__What this task involves__
Please reproduce all of the data below line for line, without changing a single character.

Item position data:
┏━━
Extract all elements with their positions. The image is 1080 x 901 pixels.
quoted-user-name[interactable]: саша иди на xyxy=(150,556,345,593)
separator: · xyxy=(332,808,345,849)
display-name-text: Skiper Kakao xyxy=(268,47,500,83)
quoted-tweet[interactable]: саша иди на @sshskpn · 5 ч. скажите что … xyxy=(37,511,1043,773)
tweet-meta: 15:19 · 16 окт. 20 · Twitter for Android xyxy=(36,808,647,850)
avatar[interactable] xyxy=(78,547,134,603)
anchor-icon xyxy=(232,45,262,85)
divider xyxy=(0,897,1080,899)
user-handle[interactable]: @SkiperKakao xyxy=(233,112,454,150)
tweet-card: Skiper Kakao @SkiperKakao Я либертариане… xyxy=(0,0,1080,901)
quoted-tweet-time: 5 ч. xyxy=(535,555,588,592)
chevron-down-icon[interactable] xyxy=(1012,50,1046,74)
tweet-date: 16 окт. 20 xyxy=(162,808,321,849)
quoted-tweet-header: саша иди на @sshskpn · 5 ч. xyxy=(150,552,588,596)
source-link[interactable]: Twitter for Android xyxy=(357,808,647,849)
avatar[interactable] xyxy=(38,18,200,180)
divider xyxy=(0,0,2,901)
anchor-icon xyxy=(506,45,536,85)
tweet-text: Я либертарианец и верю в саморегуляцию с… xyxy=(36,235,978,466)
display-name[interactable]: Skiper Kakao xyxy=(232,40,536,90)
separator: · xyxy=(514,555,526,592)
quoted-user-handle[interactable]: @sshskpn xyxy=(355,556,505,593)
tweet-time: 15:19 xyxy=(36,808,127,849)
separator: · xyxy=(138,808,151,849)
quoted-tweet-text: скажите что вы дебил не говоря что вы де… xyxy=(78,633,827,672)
┗━━
__Correct response__
Extract all elements with their positions. The image is 1080 x 901 pixels.
quoted-user-name[interactable]: саша иди на xyxy=(150,556,345,593)
separator: · xyxy=(332,808,345,849)
display-name-text: Skiper Kakao xyxy=(268,47,500,83)
quoted-tweet[interactable]: саша иди на @sshskpn · 5 ч. скажите что … xyxy=(37,511,1043,773)
tweet-meta: 15:19 · 16 окт. 20 · Twitter for Android xyxy=(36,808,647,850)
avatar[interactable] xyxy=(78,547,134,603)
anchor-icon xyxy=(232,45,262,85)
divider xyxy=(0,897,1080,899)
user-handle[interactable]: @SkiperKakao xyxy=(233,112,454,150)
tweet-card: Skiper Kakao @SkiperKakao Я либертариане… xyxy=(0,0,1080,901)
quoted-tweet-time: 5 ч. xyxy=(535,555,588,592)
chevron-down-icon[interactable] xyxy=(1012,50,1046,74)
tweet-date: 16 окт. 20 xyxy=(162,808,321,849)
quoted-tweet-header: саша иди на @sshskpn · 5 ч. xyxy=(150,552,588,596)
source-link[interactable]: Twitter for Android xyxy=(357,808,647,849)
avatar[interactable] xyxy=(38,18,200,180)
divider xyxy=(0,0,2,901)
anchor-icon xyxy=(506,45,536,85)
tweet-text: Я либертарианец и верю в саморегуляцию с… xyxy=(36,235,978,466)
display-name[interactable]: Skiper Kakao xyxy=(232,40,536,90)
separator: · xyxy=(514,555,526,592)
quoted-user-handle[interactable]: @sshskpn xyxy=(355,556,505,593)
tweet-time: 15:19 xyxy=(36,808,127,849)
separator: · xyxy=(138,808,151,849)
quoted-tweet-text: скажите что вы дебил не говоря что вы де… xyxy=(78,633,827,672)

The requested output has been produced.